(Problem details): Each line that includes "ketahanan" counts once; give the total and nothing besides.
Start of Dataset
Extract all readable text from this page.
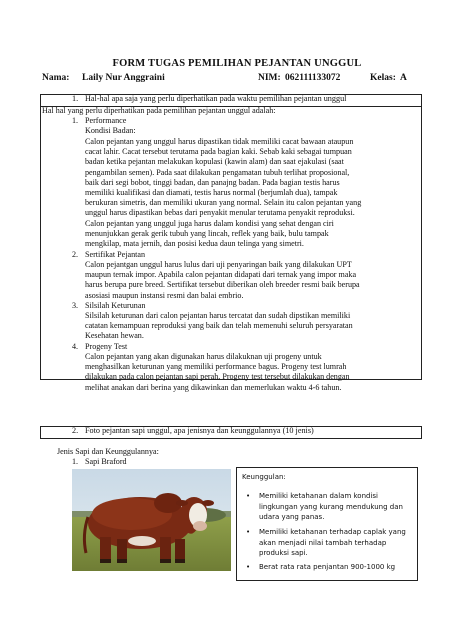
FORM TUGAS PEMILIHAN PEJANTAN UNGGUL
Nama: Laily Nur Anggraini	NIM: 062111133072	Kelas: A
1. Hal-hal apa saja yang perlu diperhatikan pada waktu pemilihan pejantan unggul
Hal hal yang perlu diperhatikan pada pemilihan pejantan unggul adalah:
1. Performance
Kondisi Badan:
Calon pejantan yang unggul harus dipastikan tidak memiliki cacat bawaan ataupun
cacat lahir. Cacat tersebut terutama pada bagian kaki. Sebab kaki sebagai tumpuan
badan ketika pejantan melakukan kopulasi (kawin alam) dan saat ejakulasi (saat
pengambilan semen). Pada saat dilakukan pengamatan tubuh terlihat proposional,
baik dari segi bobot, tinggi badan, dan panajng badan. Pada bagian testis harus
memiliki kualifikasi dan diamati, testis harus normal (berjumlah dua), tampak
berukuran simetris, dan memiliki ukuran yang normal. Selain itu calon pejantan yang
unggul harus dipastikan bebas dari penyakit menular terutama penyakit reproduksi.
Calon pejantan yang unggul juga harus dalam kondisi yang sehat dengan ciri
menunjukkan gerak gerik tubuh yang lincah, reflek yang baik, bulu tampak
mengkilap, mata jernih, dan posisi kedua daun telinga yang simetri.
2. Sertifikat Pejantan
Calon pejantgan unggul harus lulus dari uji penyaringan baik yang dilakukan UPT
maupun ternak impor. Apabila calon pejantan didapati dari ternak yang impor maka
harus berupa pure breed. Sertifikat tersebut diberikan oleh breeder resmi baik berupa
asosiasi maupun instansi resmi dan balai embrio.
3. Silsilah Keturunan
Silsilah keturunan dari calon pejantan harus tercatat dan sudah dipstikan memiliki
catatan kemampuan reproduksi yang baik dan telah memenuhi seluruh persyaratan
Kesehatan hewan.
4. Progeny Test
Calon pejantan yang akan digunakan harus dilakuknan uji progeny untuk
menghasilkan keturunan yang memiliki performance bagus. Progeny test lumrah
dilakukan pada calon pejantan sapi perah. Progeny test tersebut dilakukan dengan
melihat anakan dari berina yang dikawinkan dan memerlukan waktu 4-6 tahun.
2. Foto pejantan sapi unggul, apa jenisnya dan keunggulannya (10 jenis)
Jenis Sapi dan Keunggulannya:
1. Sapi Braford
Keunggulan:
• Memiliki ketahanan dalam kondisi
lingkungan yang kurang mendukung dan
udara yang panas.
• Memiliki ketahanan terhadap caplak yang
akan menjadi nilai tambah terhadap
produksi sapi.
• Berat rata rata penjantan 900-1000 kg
End of Dataset
Start of Dataset
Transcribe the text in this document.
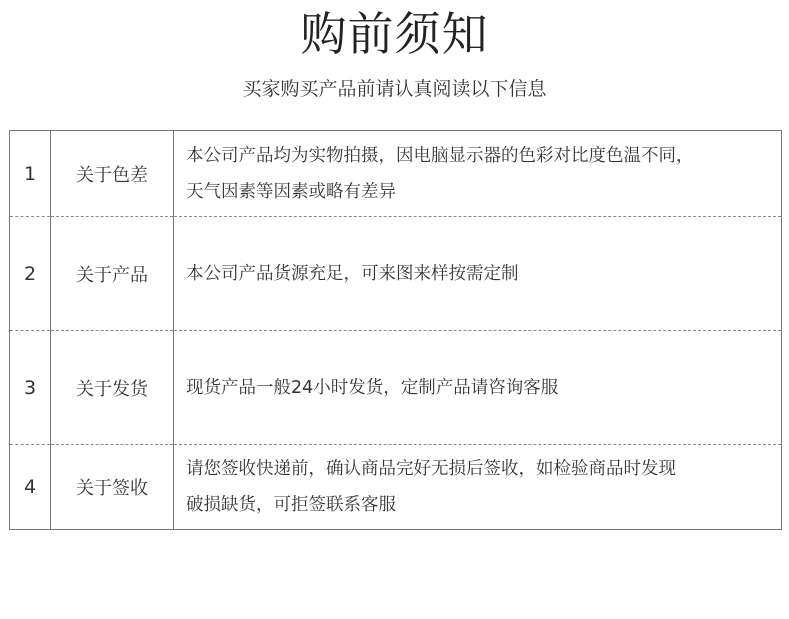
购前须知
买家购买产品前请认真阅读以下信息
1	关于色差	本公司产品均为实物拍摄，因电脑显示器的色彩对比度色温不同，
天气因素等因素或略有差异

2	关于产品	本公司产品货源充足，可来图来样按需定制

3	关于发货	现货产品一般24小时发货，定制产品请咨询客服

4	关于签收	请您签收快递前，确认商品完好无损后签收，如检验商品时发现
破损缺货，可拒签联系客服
End of Dataset
(Solution to the exercise): 2